**WHAT TO PRODUCE**
Return every record below exactly as written, but leave out the pictures.
══════
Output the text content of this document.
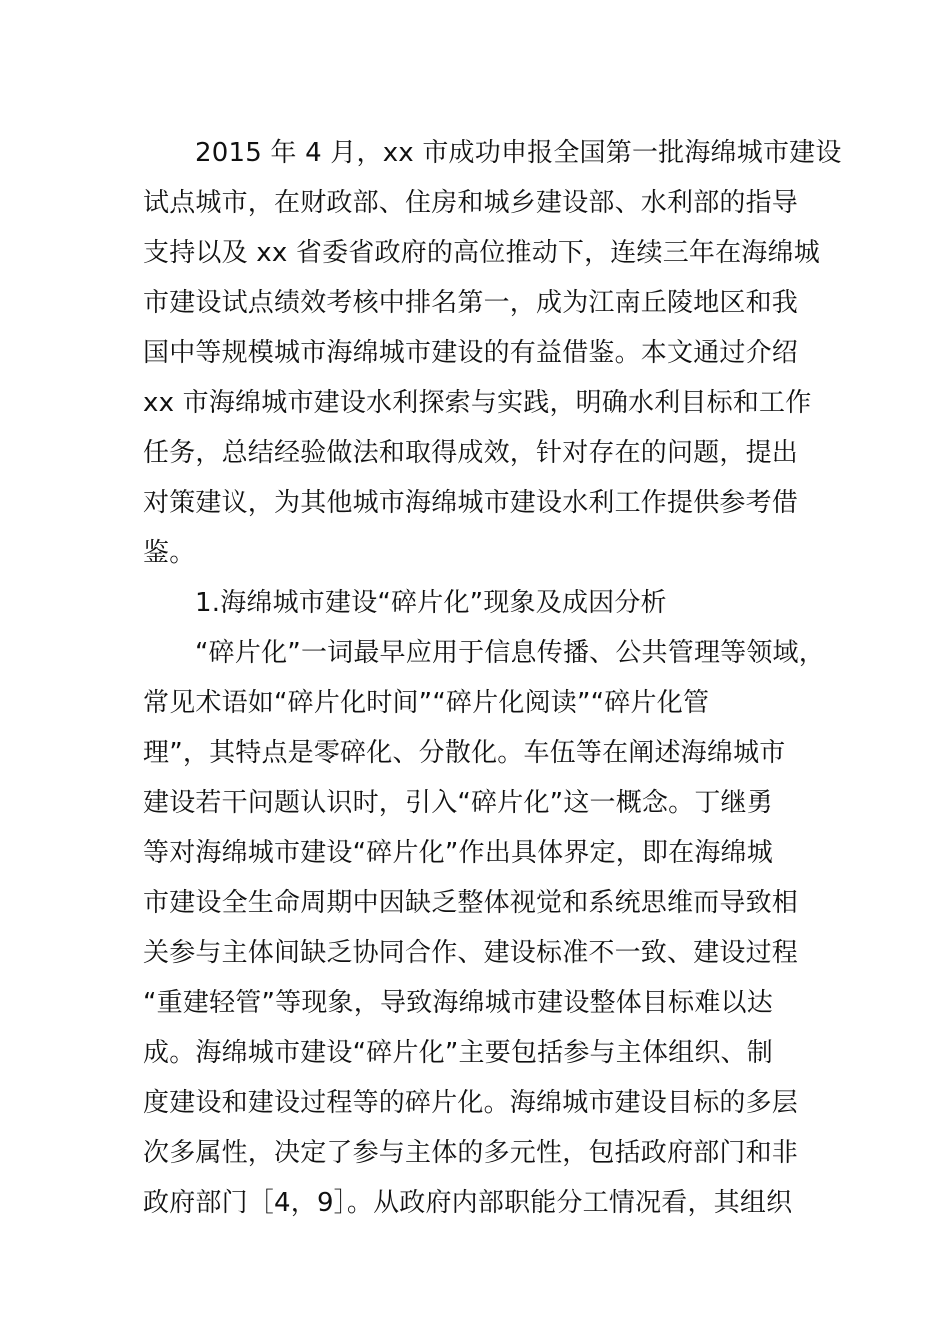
2015 年 4 月，xx 市成功申报全国第一批海绵城市建设
试点城市，在财政部、住房和城乡建设部、水利部的指导
支持以及 xx 省委省政府的高位推动下，连续三年在海绵城
市建设试点绩效考核中排名第一，成为江南丘陵地区和我
国中等规模城市海绵城市建设的有益借鉴。本文通过介绍
xx 市海绵城市建设水利探索与实践，明确水利目标和工作
任务，总结经验做法和取得成效，针对存在的问题，提出
对策建议，为其他城市海绵城市建设水利工作提供参考借
鉴。
1.海绵城市建设“碎片化”现象及成因分析
“碎片化”一词最早应用于信息传播、公共管理等领域，
常见术语如“碎片化时间”“碎片化阅读”“碎片化管
理”，其特点是零碎化、分散化。车伍等在阐述海绵城市
建设若干问题认识时，引入“碎片化”这一概念。丁继勇
等对海绵城市建设“碎片化”作出具体界定，即在海绵城
市建设全生命周期中因缺乏整体视觉和系统思维而导致相
关参与主体间缺乏协同合作、建设标准不一致、建设过程
“重建轻管”等现象，导致海绵城市建设整体目标难以达
成。海绵城市建设“碎片化”主要包括参与主体组织、制
度建设和建设过程等的碎片化。海绵城市建设目标的多层
次多属性，决定了参与主体的多元性，包括政府部门和非
政府部门［4，9］。从政府内部职能分工情况看，其组织
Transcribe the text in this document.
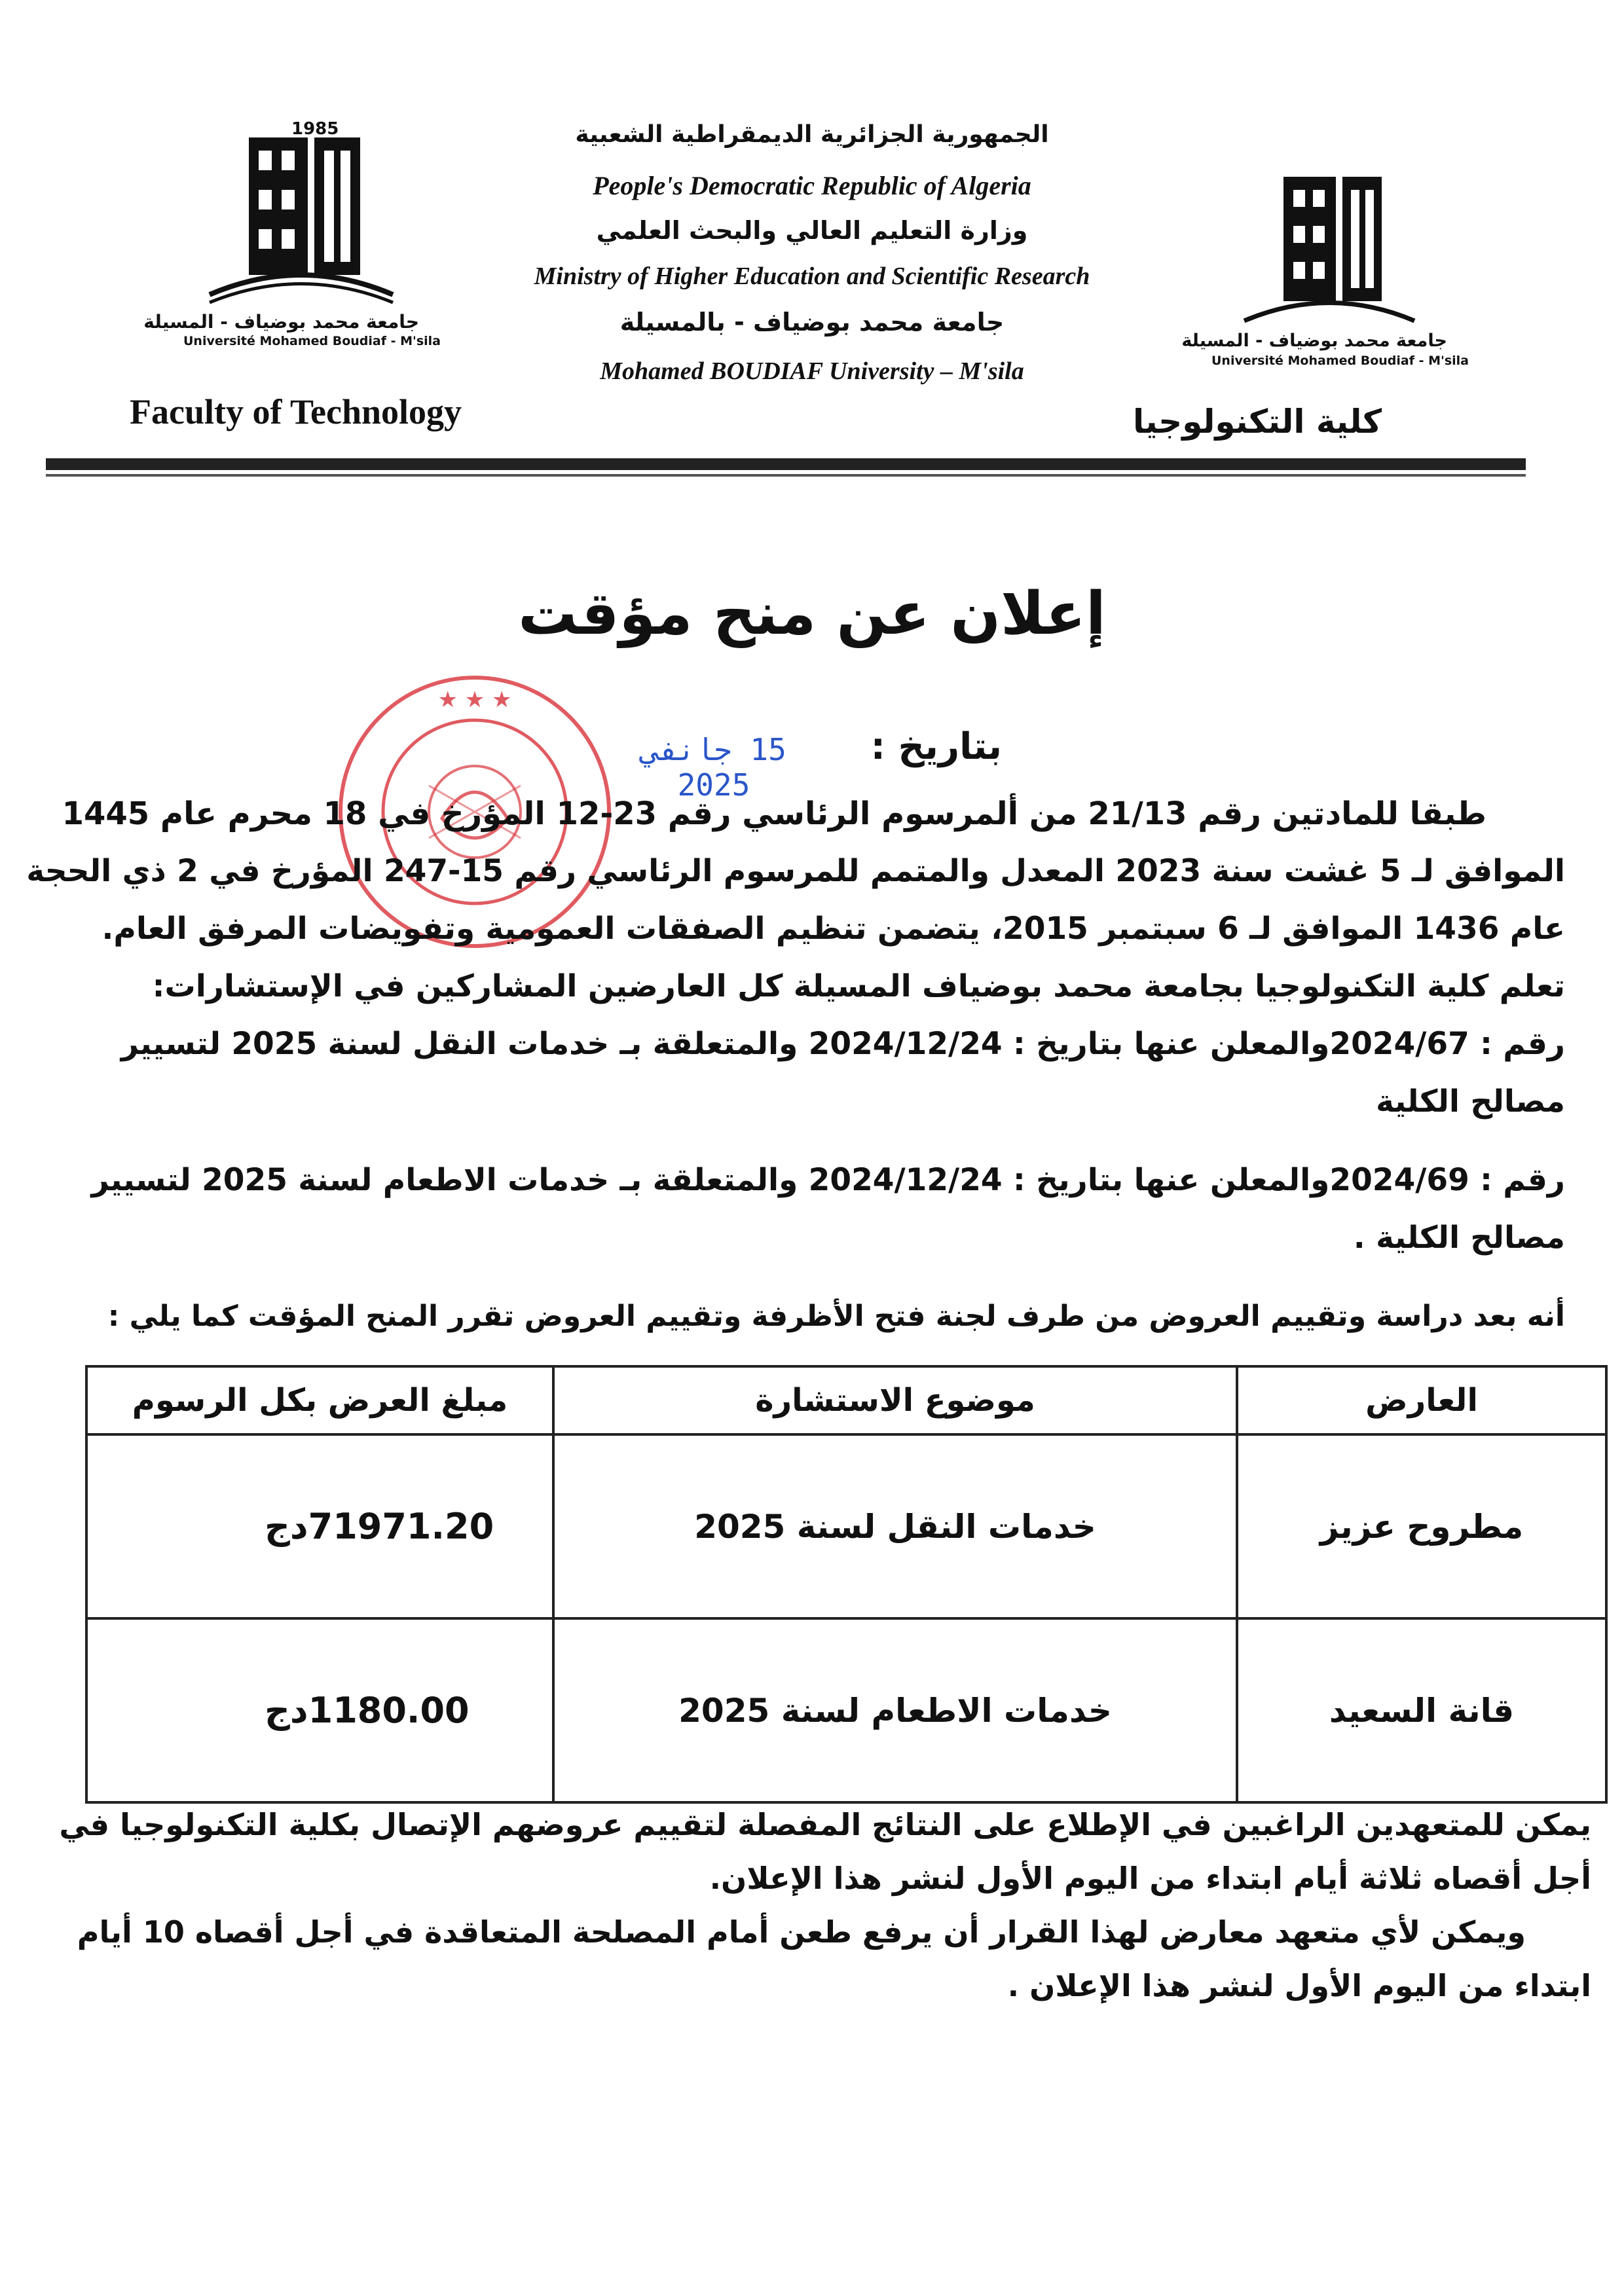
1985
جامعة محمد بوضياف - المسيلة
Université Mohamed Boudiaf - M'sila	جامعة محمد بوضياف - المسيلة
Université Mohamed Boudiaf - M'sila
الجمهورية الجزائرية الديمقراطية الشعبية
People's Democratic Republic of Algeria
وزارة التعليم العالي والبحث العلمي
Ministry of Higher Education and Scientific Research
جامعة محمد بوضياف - بالمسيلة
Mohamed BOUDIAF University – M'sila
Faculty of Technology	كلية التكنولوجيا
إعلان عن منح مؤقت
★ ★ ★
بتاريخ :
15 جانفي 2025
طبقا للمادتين رقم 21/13 من ألمرسوم الرئاسي رقم 23-12 المؤرخ في 18 محرم عام 1445
الموافق لـ 5 غشت سنة 2023 المعدل والمتمم للمرسوم الرئاسي رقم 15-247 المؤرخ في 2 ذي الحجة
عام 1436 الموافق لـ 6 سبتمبر 2015، يتضمن تنظيم الصفقات العمومية وتفويضات المرفق العام.
تعلم كلية التكنولوجيا بجامعة محمد بوضياف المسيلة كل العارضين المشاركين في الإستشارات:
رقم : 2024/67والمعلن عنها بتاريخ : 2024/12/24 والمتعلقة بـ خدمات النقل لسنة 2025 لتسيير
مصالح الكلية
رقم : 2024/69والمعلن عنها بتاريخ : 2024/12/24 والمتعلقة بـ خدمات الاطعام لسنة 2025 لتسيير
مصالح الكلية .
أنه بعد دراسة وتقييم العروض من طرف لجنة فتح الأظرفة وتقييم العروض تقرر المنح المؤقت كما يلي :
العارض	موضوع الاستشارة	مبلغ العرض بكل الرسوم
مطروح عزيز	خدمات النقل لسنة 2025	71971.20دج
قانة السعيد	خدمات الاطعام لسنة 2025	1180.00دج
يمكن للمتعهدين الراغبين في الإطلاع على النتائج المفصلة لتقييم عروضهم الإتصال بكلية التكنولوجيا في
أجل أقصاه ثلاثة أيام ابتداء من اليوم الأول لنشر هذا الإعلان.
ويمكن لأي متعهد معارض لهذا القرار أن يرفع طعن أمام المصلحة المتعاقدة في أجل أقصاه 10 أيام
ابتداء من اليوم الأول لنشر هذا الإعلان .
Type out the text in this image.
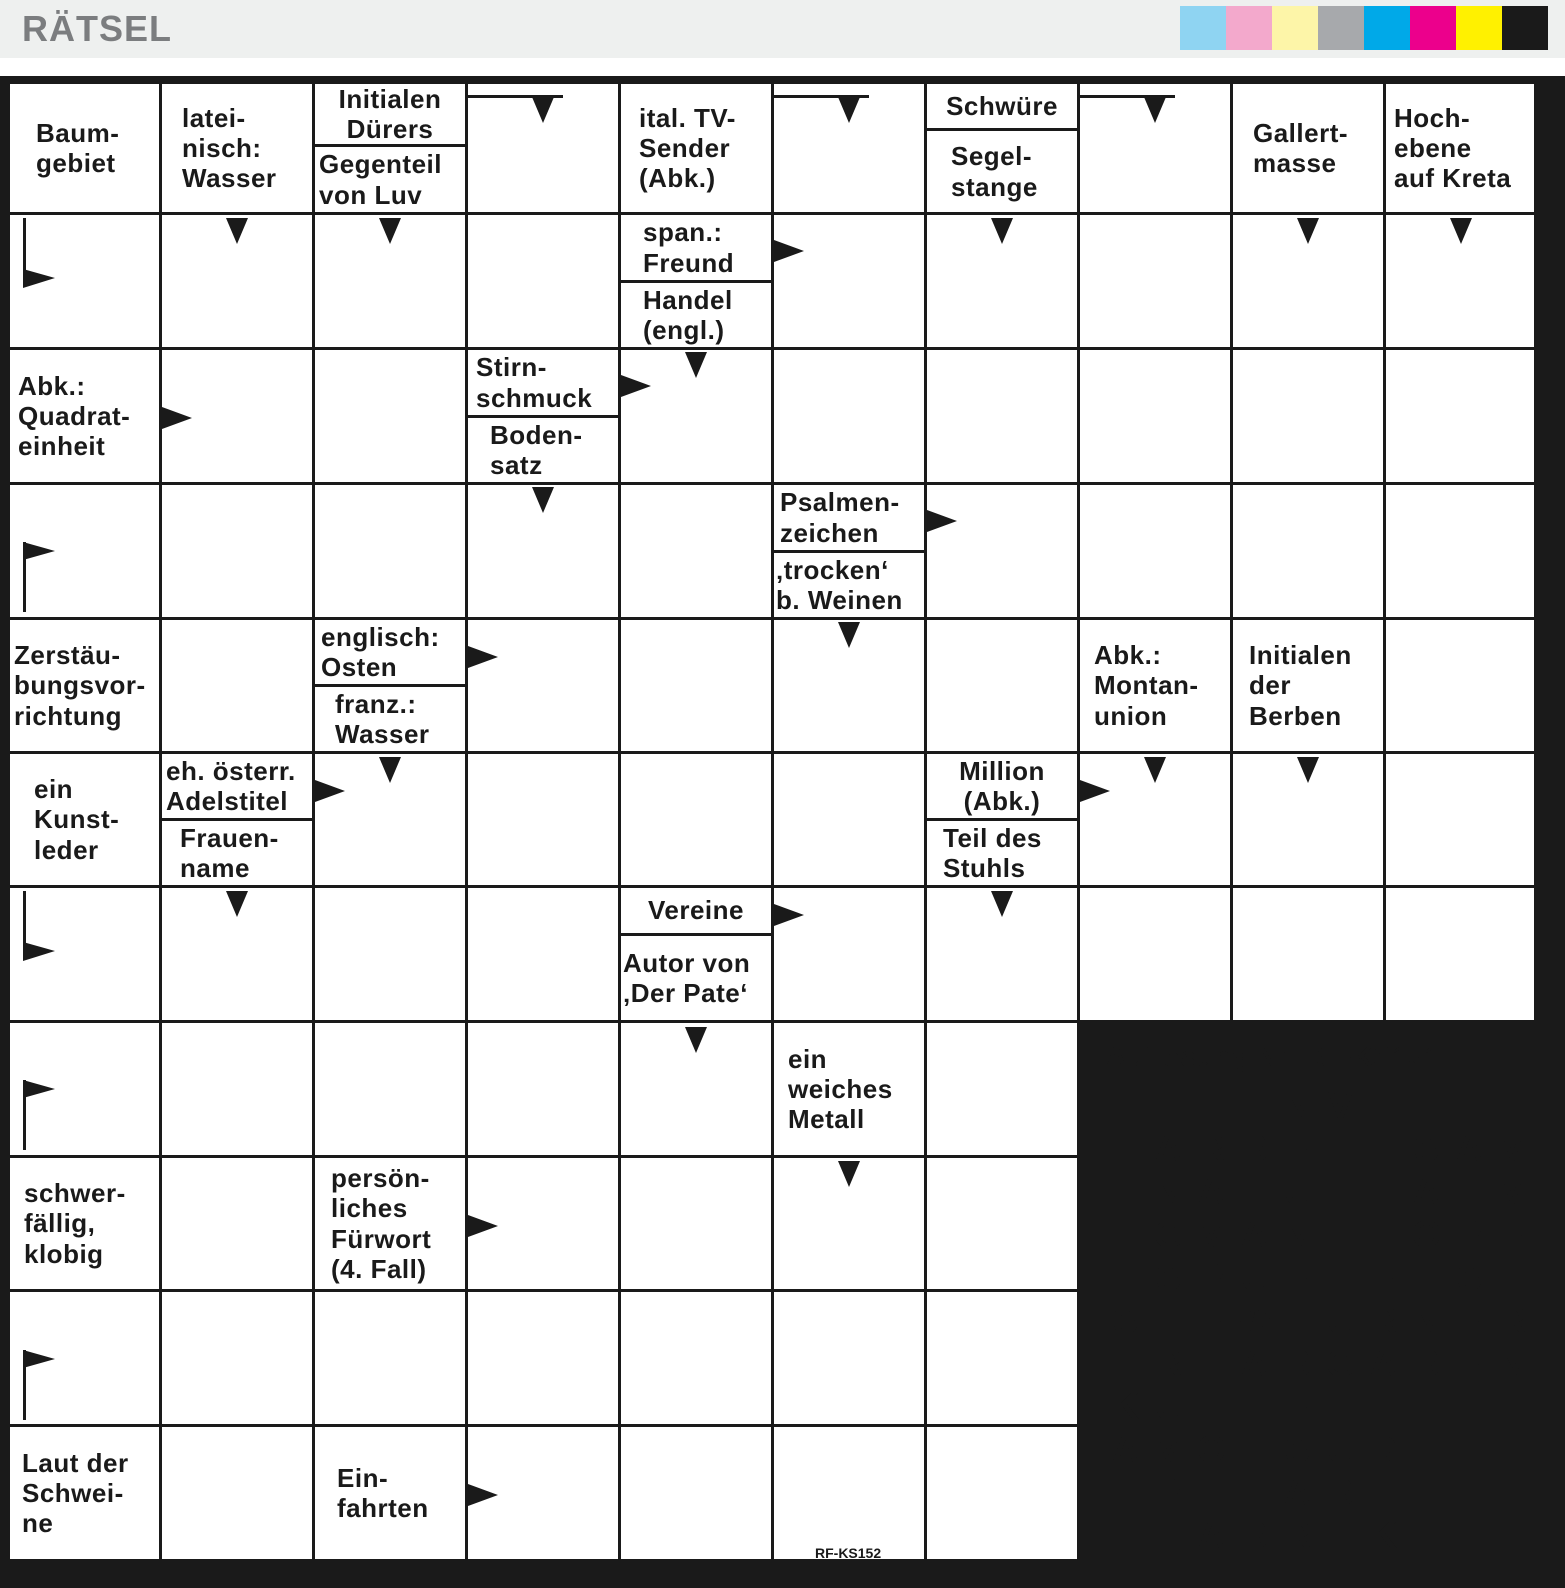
RÄTSEL
Baum-
gebiet
latei-
nisch:
Wasser
Initialen
Dürers
Gegenteil
von Luv
ital. TV-
Sender
(Abk.)
Schwüre
Segel-
stange
Gallert-
masse
Hoch-
ebene
auf Kreta
span.:
Freund
Handel
(engl.)
Abk.:
Quadrat-
einheit
Stirn-
schmuck
Boden-
satz
Psalmen-
zeichen
‚trocken‘
b. Weinen
Zerstäu-
bungsvor-
richtung
englisch:
Osten
franz.:
Wasser
Abk.:
Montan-
union
Initialen
der
Berben
ein
Kunst-
leder
eh. österr.
Adelstitel
Frauen-
name
Million
(Abk.)
Teil des
Stuhls
Vereine
Autor von
‚Der Pate‘
ein
weiches
Metall
schwer-
fällig,
klobig
persön-
liches
Fürwort
(4. Fall)
Laut der
Schwei-
ne
Ein-
fahrten
Auflösung Nr. RF-KS151
L	N V	I
A R B E I T S A M
N A L U T A L M
G M A N H O P E
S P U E L E S
S T E W U R N E R
R A B G A B E N
K U H L E L
A M O S U D
P L A B I
F A B R I K
RF-KS152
══════
**COMPLETE OUTPUT**
Output the text content of this document.
2015 年 4 月，xx 市成功申报全国第一批海绵城市建设
试点城市，在财政部、住房和城乡建设部、水利部的指导
支持以及 xx 省委省政府的高位推动下，连续三年在海绵城
市建设试点绩效考核中排名第一，成为江南丘陵地区和我
国中等规模城市海绵城市建设的有益借鉴。本文通过介绍
xx 市海绵城市建设水利探索与实践，明确水利目标和工作
任务，总结经验做法和取得成效，针对存在的问题，提出
对策建议，为其他城市海绵城市建设水利工作提供参考借
鉴。
1.海绵城市建设“碎片化”现象及成因分析
“碎片化”一词最早应用于信息传播、公共管理等领域，
常见术语如“碎片化时间”“碎片化阅读”“碎片化管
理”，其特点是零碎化、分散化。车伍等在阐述海绵城市
建设若干问题认识时，引入“碎片化”这一概念。丁继勇
等对海绵城市建设“碎片化”作出具体界定，即在海绵城
市建设全生命周期中因缺乏整体视觉和系统思维而导致相
关参与主体间缺乏协同合作、建设标准不一致、建设过程
“重建轻管”等现象，导致海绵城市建设整体目标难以达
成。海绵城市建设“碎片化”主要包括参与主体组织、制
度建设和建设过程等的碎片化。海绵城市建设目标的多层
次多属性，决定了参与主体的多元性，包括政府部门和非
政府部门［4，9］。从政府内部职能分工情况看，其组织
Transcribe the text in this document.
1985
جامعة محمد بوضياف - المسيلة
Université Mohamed Boudiaf - M'sila	جامعة محمد بوضياف - المسيلة
Université Mohamed Boudiaf - M'sila
الجمهورية الجزائرية الديمقراطية الشعبية
People's Democratic Republic of Algeria
وزارة التعليم العالي والبحث العلمي
Ministry of Higher Education and Scientific Research
جامعة محمد بوضياف - بالمسيلة
Mohamed BOUDIAF University – M'sila
Faculty of Technology	كلية التكنولوجيا
إعلان عن منح مؤقت
★ ★ ★
بتاريخ :
15 جانفي 2025
طبقا للمادتين رقم 21/13 من ألمرسوم الرئاسي رقم 23-12 المؤرخ في 18 محرم عام 1445
الموافق لـ 5 غشت سنة 2023 المعدل والمتمم للمرسوم الرئاسي رقم 15-247 المؤرخ في 2 ذي الحجة
عام 1436 الموافق لـ 6 سبتمبر 2015، يتضمن تنظيم الصفقات العمومية وتفويضات المرفق العام.
تعلم كلية التكنولوجيا بجامعة محمد بوضياف المسيلة كل العارضين المشاركين في الإستشارات:
رقم : 2024/67والمعلن عنها بتاريخ : 2024/12/24 والمتعلقة بـ خدمات النقل لسنة 2025 لتسيير
مصالح الكلية
رقم : 2024/69والمعلن عنها بتاريخ : 2024/12/24 والمتعلقة بـ خدمات الاطعام لسنة 2025 لتسيير
مصالح الكلية .
أنه بعد دراسة وتقييم العروض من طرف لجنة فتح الأظرفة وتقييم العروض تقرر المنح المؤقت كما يلي :
العارض	موضوع الاستشارة	مبلغ العرض بكل الرسوم
مطروح عزيز	خدمات النقل لسنة 2025	71971.20دج
قانة السعيد	خدمات الاطعام لسنة 2025	1180.00دج
يمكن للمتعهدين الراغبين في الإطلاع على النتائج المفصلة لتقييم عروضهم الإتصال بكلية التكنولوجيا في
أجل أقصاه ثلاثة أيام ابتداء من اليوم الأول لنشر هذا الإعلان.
ويمكن لأي متعهد معارض لهذا القرار أن يرفع طعن أمام المصلحة المتعاقدة في أجل أقصاه 10 أيام
ابتداء من اليوم الأول لنشر هذا الإعلان .
Type out the text in this image.
RÄTSEL
Baum-
gebiet
latei-
nisch:
Wasser
Initialen
Dürers
Gegenteil
von Luv
ital. TV-
Sender
(Abk.)
Schwüre
Segel-
stange
Gallert-
masse
Hoch-
ebene
auf Kreta
span.:
Freund
Handel
(engl.)
Abk.:
Quadrat-
einheit
Stirn-
schmuck
Boden-
satz
Psalmen-
zeichen
‚trocken‘
b. Weinen
Zerstäu-
bungsvor-
richtung
englisch:
Osten
franz.:
Wasser
Abk.:
Montan-
union
Initialen
der
Berben
ein
Kunst-
leder
eh. österr.
Adelstitel
Frauen-
name
Million
(Abk.)
Teil des
Stuhls
Vereine
Autor von
‚Der Pate‘
ein
weiches
Metall
schwer-
fällig,
klobig
persön-
liches
Fürwort
(4. Fall)
Laut der
Schwei-
ne
Ein-
fahrten
Auflösung Nr. RF-KS151
L	N V	I
A R B E I T S A M
N A L U T A L M
G M A N H O P E
S P U E L E S
S T E W U R N E R
R A B G A B E N
K U H L E L
A M O S U D
P L A B I
F A B R I K
RF-KS152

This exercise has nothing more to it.